_Excerto do documento:_
-.-.-
No documentário de Manuel Mozos, de facto Sophia volta à vida para nos dar, mais uma vez, as suas próprias palavras. Solar e nocturna ― para o realizador a poeta não é tão solar como a fazem crer ― impressiona, realmente, a quantidade de declamações de poemas em vídeo feitas pela própria, em paralelo com três entrevistas. Uma dessas entrevistas é inédita, conduzida por Francisco Assis Pacheco. Trata-se de uma particularidade da qual eu própria não tinha tanta noção. Tendo como mote o centenário da poeta e o documentário, feito para esse efeito, realizado por Manuel Mozos, falei com o realizador sobre todas estas particularidades, passando pelo descontentamento de Sophia com a realidade política e social pós-25 de Abril. É ler, portanto. Quem quiser ver por si próprio o documentário, pode fazê-lo através da RTP Play.

Em primeiro lugar, é óbvio que neste documentário há, somente, o recurso às próprias palavras de Sophia. Daí o título Sophia, na primeira pessoa. Não há entrevistas realizadas por si  a terceiros nem o recurso a estudiosos da sua obra.  É ela a falar por si própria. Porquê esta opção?
No início, colocou-se essa hipótese de introduzir depoimentos das pessoas que a conheceram ― familiares, estudiosos e pessoas ligadas ao estudo da obra de Sophia. Mas, na nossa investigação e pesquisa, percebemos que havia muito material em que a própria poeta não só lia ou recitava poesia como, também, havia bastantes entrevistas, programas para rádio e televisão em que ela participou e alguns filmes (não muitos) em que ela estava presente. Achámos que seria mais interessante fazer o filme tomando essa premissa de utilizar, apenas, a sua própria voz.

Uma das ideias mais vincadas no documentário é a relação da Sophia com a oralidade (antes da palavra escrita há a palavra falada). Daí, também, haver tantos vídeos de declamações de poemas, por ela.  Teve isso em atenção na forma como delineou o documentário?
Sim, precisamente. O facto da própria Sophia afirmar em várias entrevistas e escritos dela  a questão da oralidade, remetendo o seu início aos aedos gregos [rapsodos, cantores ou poetas da Grécia Antiga que recitavam acompanhados por uma lira]. O facto de, ao longo da história, toda essa questão da oralidade ser, realmente, de máxima importância para ela.

Sophia, na Primeira Pessoa (2019), de Manuel Mozos e Maria Andresen de Sousa Tavares

Engraçado que, para Sophia, a própria noção de democracia está, também, intimamente ligada a essa noção de oralidade.
Sim, Sim.
-.-.-
_Linhas de dados:_
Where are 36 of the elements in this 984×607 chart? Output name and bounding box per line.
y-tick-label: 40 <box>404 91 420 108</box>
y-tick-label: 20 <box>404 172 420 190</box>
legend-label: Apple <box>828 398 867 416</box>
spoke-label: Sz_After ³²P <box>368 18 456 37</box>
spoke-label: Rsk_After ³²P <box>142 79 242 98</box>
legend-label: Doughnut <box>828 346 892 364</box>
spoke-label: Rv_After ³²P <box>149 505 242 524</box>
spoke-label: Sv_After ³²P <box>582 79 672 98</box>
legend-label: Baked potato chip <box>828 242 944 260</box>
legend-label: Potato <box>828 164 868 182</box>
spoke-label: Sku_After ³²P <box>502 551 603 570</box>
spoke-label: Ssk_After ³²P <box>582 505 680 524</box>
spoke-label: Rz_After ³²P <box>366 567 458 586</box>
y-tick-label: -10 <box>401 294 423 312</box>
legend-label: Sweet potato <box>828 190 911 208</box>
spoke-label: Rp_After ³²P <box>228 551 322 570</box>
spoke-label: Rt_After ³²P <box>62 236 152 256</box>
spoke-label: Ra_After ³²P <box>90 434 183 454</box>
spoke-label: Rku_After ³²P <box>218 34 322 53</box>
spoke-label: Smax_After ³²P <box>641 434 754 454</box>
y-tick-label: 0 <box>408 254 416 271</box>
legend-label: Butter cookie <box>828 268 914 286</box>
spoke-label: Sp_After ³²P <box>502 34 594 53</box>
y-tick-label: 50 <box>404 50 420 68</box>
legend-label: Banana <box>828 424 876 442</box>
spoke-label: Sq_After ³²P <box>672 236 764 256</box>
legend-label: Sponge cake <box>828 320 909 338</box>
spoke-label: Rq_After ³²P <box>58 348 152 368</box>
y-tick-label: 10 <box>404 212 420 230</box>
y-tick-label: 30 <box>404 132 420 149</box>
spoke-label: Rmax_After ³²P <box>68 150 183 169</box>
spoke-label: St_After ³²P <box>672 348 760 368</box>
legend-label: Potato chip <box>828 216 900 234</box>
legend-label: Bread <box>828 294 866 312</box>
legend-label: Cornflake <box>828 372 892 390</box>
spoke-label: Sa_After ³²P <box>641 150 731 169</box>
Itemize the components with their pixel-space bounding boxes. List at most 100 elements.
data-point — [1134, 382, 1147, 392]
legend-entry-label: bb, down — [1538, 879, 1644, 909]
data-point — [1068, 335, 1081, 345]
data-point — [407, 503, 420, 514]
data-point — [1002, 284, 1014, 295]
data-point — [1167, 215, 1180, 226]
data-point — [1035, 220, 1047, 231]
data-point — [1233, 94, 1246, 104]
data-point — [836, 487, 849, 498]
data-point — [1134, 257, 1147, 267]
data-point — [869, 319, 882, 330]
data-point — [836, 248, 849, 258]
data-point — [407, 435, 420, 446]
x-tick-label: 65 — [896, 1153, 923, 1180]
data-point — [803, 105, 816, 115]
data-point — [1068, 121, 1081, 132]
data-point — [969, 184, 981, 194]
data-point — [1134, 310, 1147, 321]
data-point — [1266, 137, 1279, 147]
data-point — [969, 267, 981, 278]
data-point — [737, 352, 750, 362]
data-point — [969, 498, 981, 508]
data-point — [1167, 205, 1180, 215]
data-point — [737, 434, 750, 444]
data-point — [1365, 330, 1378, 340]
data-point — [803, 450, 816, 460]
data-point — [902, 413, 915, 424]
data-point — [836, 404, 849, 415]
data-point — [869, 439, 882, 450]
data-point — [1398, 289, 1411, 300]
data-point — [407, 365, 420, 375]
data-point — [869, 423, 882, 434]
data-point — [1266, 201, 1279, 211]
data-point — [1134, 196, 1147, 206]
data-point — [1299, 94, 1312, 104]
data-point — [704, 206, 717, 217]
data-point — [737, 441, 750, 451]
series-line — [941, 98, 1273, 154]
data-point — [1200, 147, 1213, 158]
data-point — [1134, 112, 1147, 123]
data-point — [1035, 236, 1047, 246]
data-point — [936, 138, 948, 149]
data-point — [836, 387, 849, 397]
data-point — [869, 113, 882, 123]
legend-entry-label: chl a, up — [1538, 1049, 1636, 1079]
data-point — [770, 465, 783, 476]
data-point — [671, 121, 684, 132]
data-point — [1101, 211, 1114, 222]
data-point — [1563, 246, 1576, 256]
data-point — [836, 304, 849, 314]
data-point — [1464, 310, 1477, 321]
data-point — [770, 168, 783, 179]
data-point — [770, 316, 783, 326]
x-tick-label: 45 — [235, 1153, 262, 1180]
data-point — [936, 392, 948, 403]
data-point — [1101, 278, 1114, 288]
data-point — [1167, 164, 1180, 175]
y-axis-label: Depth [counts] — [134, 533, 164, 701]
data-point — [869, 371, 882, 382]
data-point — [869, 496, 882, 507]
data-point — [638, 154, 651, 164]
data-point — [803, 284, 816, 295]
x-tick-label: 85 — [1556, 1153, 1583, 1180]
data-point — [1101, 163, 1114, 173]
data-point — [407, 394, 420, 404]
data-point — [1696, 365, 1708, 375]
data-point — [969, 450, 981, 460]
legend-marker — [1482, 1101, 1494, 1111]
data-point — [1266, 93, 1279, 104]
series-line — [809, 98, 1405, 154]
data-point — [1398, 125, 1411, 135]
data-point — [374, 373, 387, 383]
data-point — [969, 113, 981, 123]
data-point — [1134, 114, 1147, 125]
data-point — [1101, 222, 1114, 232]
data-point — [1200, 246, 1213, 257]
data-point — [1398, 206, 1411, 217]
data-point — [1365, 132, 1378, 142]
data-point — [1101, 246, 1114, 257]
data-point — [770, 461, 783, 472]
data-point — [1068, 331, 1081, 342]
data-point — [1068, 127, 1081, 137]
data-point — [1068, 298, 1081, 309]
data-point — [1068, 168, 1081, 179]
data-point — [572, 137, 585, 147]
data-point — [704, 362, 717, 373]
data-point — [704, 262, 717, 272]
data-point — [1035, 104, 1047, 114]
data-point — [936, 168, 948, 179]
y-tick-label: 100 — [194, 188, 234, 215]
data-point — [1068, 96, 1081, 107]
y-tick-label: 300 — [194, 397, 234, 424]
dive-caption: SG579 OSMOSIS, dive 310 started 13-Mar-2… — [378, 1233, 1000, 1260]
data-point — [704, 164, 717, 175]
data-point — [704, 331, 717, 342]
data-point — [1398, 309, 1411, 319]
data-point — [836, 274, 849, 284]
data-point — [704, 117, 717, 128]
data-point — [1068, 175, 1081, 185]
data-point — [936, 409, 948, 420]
-.-.-
_Enunciado:_ Cite, da entrevista sobre o documentário, o trecho que se abre com as palavras que contêm "Uma das ideias" e se fecha com "noção de oralidade.". A listagem provém de uma fonte diferente.

_Resposta:_
Uma das ideias mais vincadas no documentário é a relação da Sophia com a oralidade (antes da palavra escrita há a palavra falada). Daí, também, haver tantos vídeos de declamações de poemas, por ela.  Teve isso em atenção na forma como delineou o documentário?
Sim, precisamente. O facto da própria Sophia afirmar em várias entrevistas e escritos dela  a questão da oralidade, remetendo o seu início aos aedos gregos [rapsodos, cantores ou poetas da Grécia Antiga que recitavam acompanhados por uma lira]. O facto de, ao longo da história, toda essa questão da oralidade ser, realmente, de máxima importância para ela.

Sophia, na Primeira Pessoa (2019), de Manuel Mozos e Maria Andresen de Sousa Tavares

Engraçado que, para Sophia, a própria noção de democracia está, também, intimamente ligada a essa noção de oralidade.